◆ Exercise data:
Begin

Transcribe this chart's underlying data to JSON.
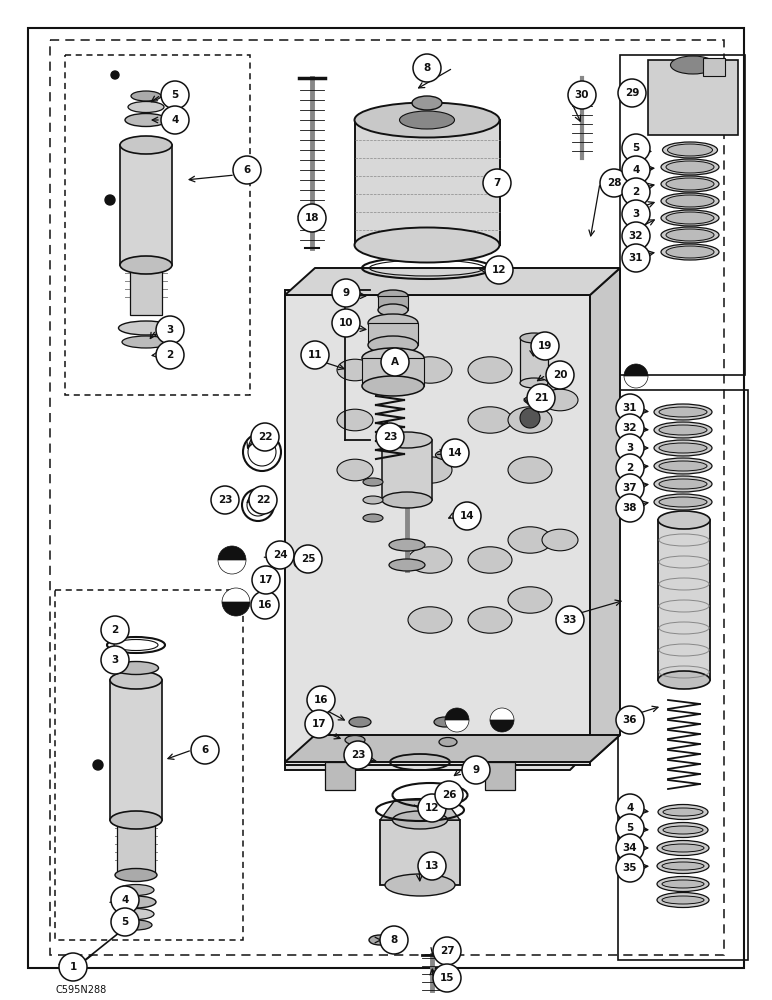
{
  "bg": "#f5f5f0",
  "fg": "#111111",
  "label": "C595N288",
  "fig_w": 7.72,
  "fig_h": 10.0,
  "dpi": 100
}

End

Write out each entry exactly as given, omitting any picture.

◆ Result:
Transcribe this chart's underlying data to JSON.
{
  "bg": "#f5f5f0",
  "fg": "#111111",
  "label": "C595N288",
  "fig_w": 7.72,
  "fig_h": 10.0,
  "dpi": 100
}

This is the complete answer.